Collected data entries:

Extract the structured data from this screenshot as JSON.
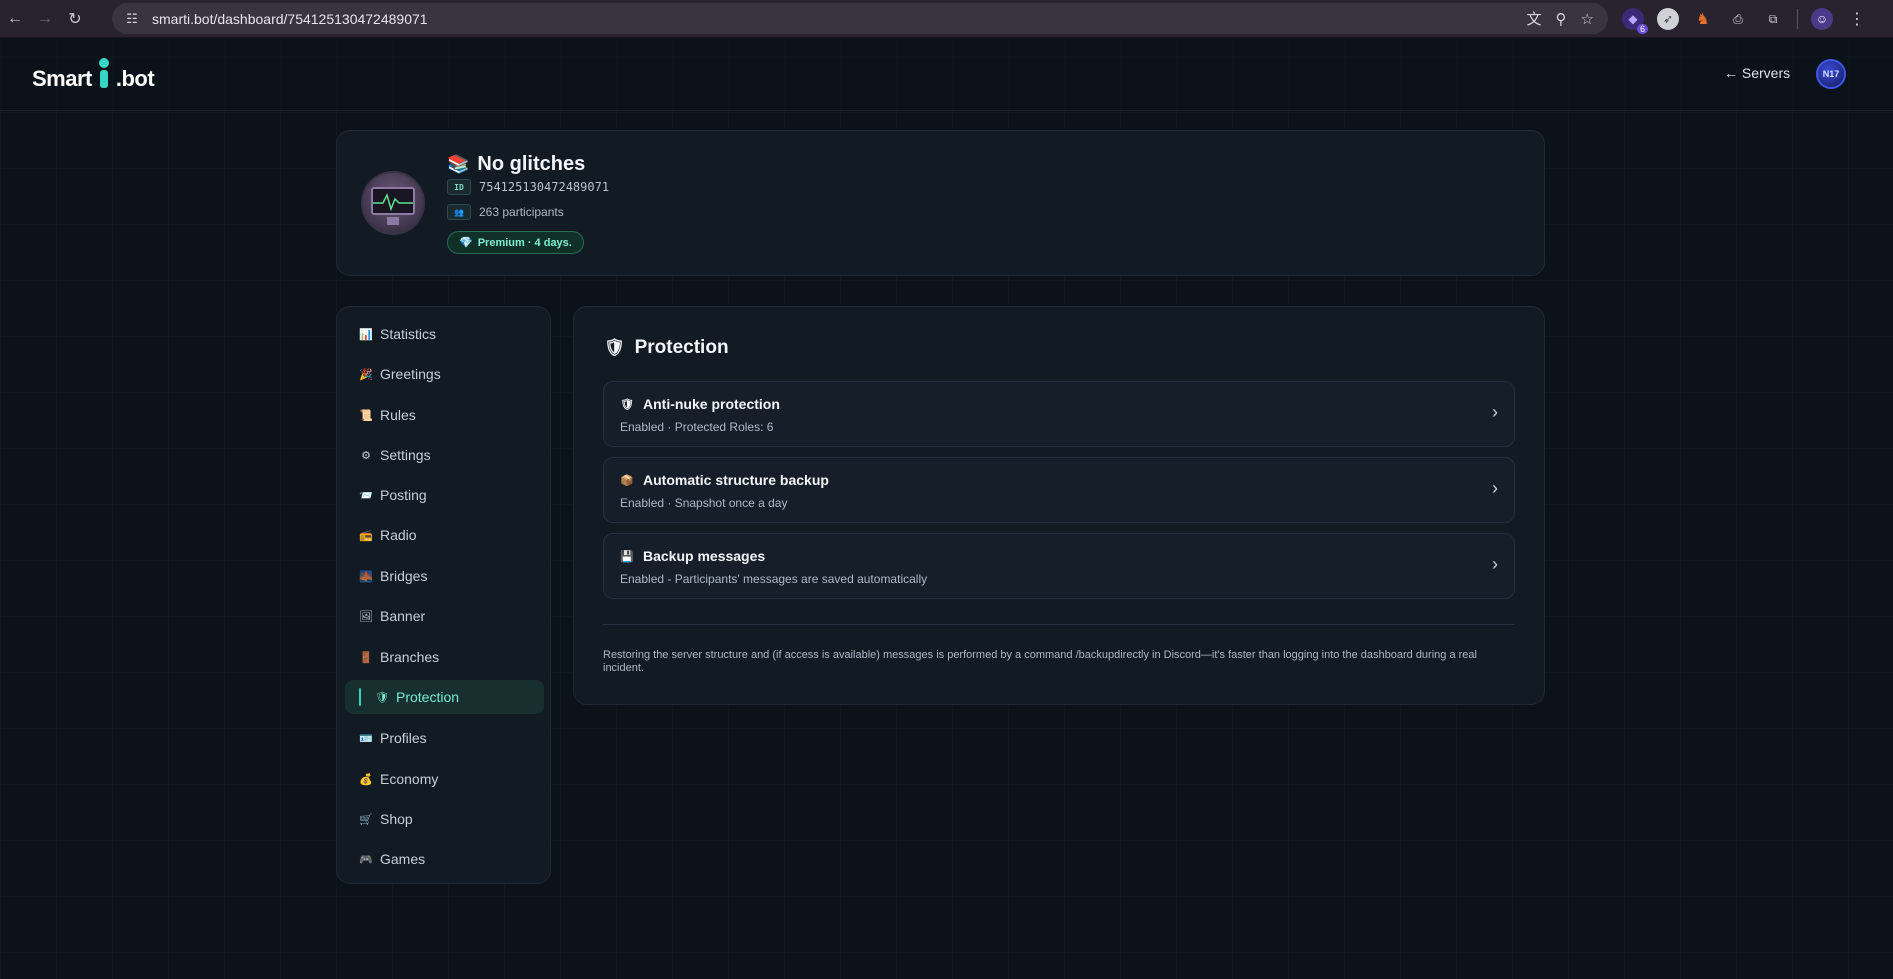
{
  "browser": {
    "url": "smarti.bot/dashboard/754125130472489071",
    "extension_badge": "6"
  },
  "header": {
    "logo_left": "Smart",
    "logo_right": ".bot",
    "servers_link": "← Servers",
    "user_avatar_text": "N17"
  },
  "server": {
    "emoji": "📚",
    "name": "No glitches",
    "id_tag": "ID",
    "id": "754125130472489071",
    "members_tag": "👥",
    "members": "263 participants",
    "premium": "Premium · 4 days."
  },
  "sidebar": {
    "items": [
      {
        "icon": "📊",
        "label": "Statistics"
      },
      {
        "icon": "🎉",
        "label": "Greetings"
      },
      {
        "icon": "📜",
        "label": "Rules"
      },
      {
        "icon": "⚙",
        "label": "Settings"
      },
      {
        "icon": "📨",
        "label": "Posting"
      },
      {
        "icon": "📻",
        "label": "Radio"
      },
      {
        "icon": "🌉",
        "label": "Bridges"
      },
      {
        "icon": "🖼",
        "label": "Banner"
      },
      {
        "icon": "🚪",
        "label": "Branches"
      },
      {
        "icon": "🛡",
        "label": "Protection"
      },
      {
        "icon": "🪪",
        "label": "Profiles"
      },
      {
        "icon": "💰",
        "label": "Economy"
      },
      {
        "icon": "🛒",
        "label": "Shop"
      },
      {
        "icon": "🎮",
        "label": "Games"
      }
    ],
    "active": "Protection"
  },
  "main": {
    "title_icon": "🛡",
    "title": "Protection",
    "options": [
      {
        "icon": "🛡",
        "title": "Anti-nuke protection",
        "subtitle": "Enabled · Protected Roles: 6"
      },
      {
        "icon": "📦",
        "title": "Automatic structure backup",
        "subtitle": "Enabled · Snapshot once a day"
      },
      {
        "icon": "💾",
        "title": "Backup messages",
        "subtitle": "Enabled - Participants' messages are saved automatically"
      }
    ],
    "footnote": "Restoring the server structure and (if access is available) messages is performed by a command /backupdirectly in Discord—it's faster than logging into the dashboard during a real incident."
  },
  "colors": {
    "background": "#0c1219",
    "card": "#121a23",
    "accent": "#39d3b7",
    "premium_bg": "#103028"
  }
}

* _Aim_
Write out every record above exactly as it stands, but leave out the pictures.

* _Task response_
Extract the structured data from this screenshot as JSON.
{
  "browser": {
    "url": "smarti.bot/dashboard/754125130472489071",
    "extension_badge": "6"
  },
  "header": {
    "logo_left": "Smart",
    "logo_right": ".bot",
    "servers_link": "← Servers",
    "user_avatar_text": "N17"
  },
  "server": {
    "emoji": "📚",
    "name": "No glitches",
    "id_tag": "ID",
    "id": "754125130472489071",
    "members_tag": "👥",
    "members": "263 participants",
    "premium": "Premium · 4 days."
  },
  "sidebar": {
    "items": [
      {
        "icon": "📊",
        "label": "Statistics"
      },
      {
        "icon": "🎉",
        "label": "Greetings"
      },
      {
        "icon": "📜",
        "label": "Rules"
      },
      {
        "icon": "⚙",
        "label": "Settings"
      },
      {
        "icon": "📨",
        "label": "Posting"
      },
      {
        "icon": "📻",
        "label": "Radio"
      },
      {
        "icon": "🌉",
        "label": "Bridges"
      },
      {
        "icon": "🖼",
        "label": "Banner"
      },
      {
        "icon": "🚪",
        "label": "Branches"
      },
      {
        "icon": "🛡",
        "label": "Protection"
      },
      {
        "icon": "🪪",
        "label": "Profiles"
      },
      {
        "icon": "💰",
        "label": "Economy"
      },
      {
        "icon": "🛒",
        "label": "Shop"
      },
      {
        "icon": "🎮",
        "label": "Games"
      }
    ],
    "active": "Protection"
  },
  "main": {
    "title_icon": "🛡",
    "title": "Protection",
    "options": [
      {
        "icon": "🛡",
        "title": "Anti-nuke protection",
        "subtitle": "Enabled · Protected Roles: 6"
      },
      {
        "icon": "📦",
        "title": "Automatic structure backup",
        "subtitle": "Enabled · Snapshot once a day"
      },
      {
        "icon": "💾",
        "title": "Backup messages",
        "subtitle": "Enabled - Participants' messages are saved automatically"
      }
    ],
    "footnote": "Restoring the server structure and (if access is available) messages is performed by a command /backupdirectly in Discord—it's faster than logging into the dashboard during a real incident."
  },
  "colors": {
    "background": "#0c1219",
    "card": "#121a23",
    "accent": "#39d3b7",
    "premium_bg": "#103028"
  }
}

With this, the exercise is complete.